◆ STATED TASK
Extract the line that contains "Output a JSON" and every line after it to the end of the records below, exactly as written and nothing else.
------------------------------
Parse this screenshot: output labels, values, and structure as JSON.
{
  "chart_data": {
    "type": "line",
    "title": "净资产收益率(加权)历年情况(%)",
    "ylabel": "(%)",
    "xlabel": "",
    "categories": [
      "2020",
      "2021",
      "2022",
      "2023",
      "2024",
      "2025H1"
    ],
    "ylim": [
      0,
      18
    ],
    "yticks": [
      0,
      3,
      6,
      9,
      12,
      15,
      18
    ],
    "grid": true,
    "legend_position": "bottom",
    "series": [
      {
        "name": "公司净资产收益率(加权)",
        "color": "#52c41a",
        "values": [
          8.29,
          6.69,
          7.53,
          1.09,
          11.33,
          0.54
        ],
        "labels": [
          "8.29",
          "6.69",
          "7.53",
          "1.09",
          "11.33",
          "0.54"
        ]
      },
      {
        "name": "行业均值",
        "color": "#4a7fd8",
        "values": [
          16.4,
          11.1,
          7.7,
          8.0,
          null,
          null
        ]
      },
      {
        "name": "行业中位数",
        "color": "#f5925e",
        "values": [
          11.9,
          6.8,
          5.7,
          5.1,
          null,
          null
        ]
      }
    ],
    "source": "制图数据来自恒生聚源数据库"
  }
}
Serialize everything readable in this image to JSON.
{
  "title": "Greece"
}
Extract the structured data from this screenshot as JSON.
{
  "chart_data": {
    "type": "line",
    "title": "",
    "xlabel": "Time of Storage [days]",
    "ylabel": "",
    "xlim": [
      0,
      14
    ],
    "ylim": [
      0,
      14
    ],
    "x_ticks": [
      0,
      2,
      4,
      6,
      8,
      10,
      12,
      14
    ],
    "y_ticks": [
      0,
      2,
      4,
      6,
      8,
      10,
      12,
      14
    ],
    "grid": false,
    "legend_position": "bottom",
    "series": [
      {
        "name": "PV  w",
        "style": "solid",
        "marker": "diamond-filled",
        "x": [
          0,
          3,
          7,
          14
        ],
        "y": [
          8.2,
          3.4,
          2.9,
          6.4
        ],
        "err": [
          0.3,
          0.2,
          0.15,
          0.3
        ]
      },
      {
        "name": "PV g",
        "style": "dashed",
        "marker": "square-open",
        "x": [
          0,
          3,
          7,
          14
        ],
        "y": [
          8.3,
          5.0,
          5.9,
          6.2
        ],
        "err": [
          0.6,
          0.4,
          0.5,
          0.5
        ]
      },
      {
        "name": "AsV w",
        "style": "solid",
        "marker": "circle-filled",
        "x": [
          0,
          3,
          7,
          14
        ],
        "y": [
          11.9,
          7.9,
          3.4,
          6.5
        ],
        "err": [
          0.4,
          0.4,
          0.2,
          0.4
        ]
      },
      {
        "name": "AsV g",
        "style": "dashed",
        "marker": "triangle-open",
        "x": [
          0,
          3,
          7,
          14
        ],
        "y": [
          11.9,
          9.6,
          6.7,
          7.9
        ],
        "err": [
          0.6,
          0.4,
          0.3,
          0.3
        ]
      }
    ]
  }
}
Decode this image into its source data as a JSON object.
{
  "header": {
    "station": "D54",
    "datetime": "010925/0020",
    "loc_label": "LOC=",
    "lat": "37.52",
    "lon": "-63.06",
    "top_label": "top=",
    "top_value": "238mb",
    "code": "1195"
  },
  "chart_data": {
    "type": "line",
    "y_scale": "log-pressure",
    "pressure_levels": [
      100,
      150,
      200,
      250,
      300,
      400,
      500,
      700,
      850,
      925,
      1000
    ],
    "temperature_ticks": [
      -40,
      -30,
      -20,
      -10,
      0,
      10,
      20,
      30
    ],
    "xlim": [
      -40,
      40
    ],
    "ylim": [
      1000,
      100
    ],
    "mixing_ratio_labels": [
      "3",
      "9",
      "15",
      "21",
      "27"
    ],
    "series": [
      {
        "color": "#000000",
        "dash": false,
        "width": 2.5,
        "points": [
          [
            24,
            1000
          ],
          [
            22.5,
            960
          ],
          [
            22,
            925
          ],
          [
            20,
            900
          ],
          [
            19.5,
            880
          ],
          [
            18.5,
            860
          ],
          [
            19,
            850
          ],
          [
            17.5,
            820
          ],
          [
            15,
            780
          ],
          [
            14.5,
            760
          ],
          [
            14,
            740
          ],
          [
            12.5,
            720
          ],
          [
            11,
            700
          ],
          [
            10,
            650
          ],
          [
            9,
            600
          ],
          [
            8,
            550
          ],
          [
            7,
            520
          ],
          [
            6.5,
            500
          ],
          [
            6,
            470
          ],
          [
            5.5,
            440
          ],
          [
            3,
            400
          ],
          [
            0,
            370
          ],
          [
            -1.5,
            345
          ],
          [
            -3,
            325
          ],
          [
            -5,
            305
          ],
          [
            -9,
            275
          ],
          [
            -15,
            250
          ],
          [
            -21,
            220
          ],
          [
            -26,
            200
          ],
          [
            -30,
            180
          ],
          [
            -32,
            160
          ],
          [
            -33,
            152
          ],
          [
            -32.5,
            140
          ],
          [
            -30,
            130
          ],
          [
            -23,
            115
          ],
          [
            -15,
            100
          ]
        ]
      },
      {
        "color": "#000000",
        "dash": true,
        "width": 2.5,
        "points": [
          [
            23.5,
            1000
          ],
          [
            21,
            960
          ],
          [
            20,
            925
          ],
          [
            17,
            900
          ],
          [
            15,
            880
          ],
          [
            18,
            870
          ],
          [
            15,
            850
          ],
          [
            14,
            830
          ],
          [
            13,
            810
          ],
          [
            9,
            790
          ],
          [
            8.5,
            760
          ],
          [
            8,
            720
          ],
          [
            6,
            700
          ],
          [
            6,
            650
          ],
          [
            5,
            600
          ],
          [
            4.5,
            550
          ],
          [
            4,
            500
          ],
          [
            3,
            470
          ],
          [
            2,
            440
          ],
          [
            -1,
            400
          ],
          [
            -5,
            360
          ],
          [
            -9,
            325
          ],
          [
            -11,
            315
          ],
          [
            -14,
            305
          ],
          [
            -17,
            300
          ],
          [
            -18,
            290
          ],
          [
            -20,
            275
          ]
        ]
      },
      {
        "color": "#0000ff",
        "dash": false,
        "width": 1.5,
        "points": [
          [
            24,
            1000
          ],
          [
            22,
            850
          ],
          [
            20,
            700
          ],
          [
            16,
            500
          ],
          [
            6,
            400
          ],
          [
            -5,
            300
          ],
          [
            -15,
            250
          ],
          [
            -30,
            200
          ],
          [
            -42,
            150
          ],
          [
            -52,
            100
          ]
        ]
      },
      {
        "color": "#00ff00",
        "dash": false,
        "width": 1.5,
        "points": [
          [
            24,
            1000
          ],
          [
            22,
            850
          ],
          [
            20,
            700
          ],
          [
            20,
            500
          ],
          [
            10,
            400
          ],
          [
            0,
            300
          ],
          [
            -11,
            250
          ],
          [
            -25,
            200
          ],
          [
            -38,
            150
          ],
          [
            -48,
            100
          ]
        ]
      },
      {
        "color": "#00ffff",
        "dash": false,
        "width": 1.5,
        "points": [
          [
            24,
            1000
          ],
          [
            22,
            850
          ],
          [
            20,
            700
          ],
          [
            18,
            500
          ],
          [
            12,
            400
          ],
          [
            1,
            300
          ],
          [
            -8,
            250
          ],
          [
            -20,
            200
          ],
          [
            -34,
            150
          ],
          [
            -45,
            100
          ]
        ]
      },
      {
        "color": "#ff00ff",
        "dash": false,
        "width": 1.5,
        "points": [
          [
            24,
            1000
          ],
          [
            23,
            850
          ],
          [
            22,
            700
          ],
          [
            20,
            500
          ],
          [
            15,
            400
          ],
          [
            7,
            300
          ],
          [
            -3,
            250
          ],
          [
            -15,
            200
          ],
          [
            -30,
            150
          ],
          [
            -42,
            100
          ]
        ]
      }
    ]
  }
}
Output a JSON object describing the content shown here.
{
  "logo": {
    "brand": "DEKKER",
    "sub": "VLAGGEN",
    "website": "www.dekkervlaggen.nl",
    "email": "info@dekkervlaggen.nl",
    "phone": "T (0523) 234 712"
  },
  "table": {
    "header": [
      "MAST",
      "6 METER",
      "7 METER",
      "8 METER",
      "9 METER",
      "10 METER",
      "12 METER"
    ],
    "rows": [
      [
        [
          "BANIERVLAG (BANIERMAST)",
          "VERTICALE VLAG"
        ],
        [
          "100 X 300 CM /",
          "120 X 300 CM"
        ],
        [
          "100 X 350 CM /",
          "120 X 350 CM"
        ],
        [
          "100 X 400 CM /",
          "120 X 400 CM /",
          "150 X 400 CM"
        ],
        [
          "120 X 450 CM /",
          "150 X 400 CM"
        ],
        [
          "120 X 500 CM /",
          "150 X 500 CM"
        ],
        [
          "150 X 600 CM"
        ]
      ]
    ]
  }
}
------------------------------
◆ SOLUTION TO THIS TASK
Output a JSON object describing the content shown here.
{
  "logo": {
    "brand": "DEKKER",
    "sub": "VLAGGEN",
    "website": "www.dekkervlaggen.nl",
    "email": "info@dekkervlaggen.nl",
    "phone": "T (0523) 234 712"
  },
  "table": {
    "header": [
      "MAST",
      "6 METER",
      "7 METER",
      "8 METER",
      "9 METER",
      "10 METER",
      "12 METER"
    ],
    "rows": [
      [
        [
          "BANIERVLAG (BANIERMAST)",
          "VERTICALE VLAG"
        ],
        [
          "100 X 300 CM /",
          "120 X 300 CM"
        ],
        [
          "100 X 350 CM /",
          "120 X 350 CM"
        ],
        [
          "100 X 400 CM /",
          "120 X 400 CM /",
          "150 X 400 CM"
        ],
        [
          "120 X 450 CM /",
          "150 X 400 CM"
        ],
        [
          "120 X 500 CM /",
          "150 X 500 CM"
        ],
        [
          "150 X 600 CM"
        ]
      ]
    ]
  }
}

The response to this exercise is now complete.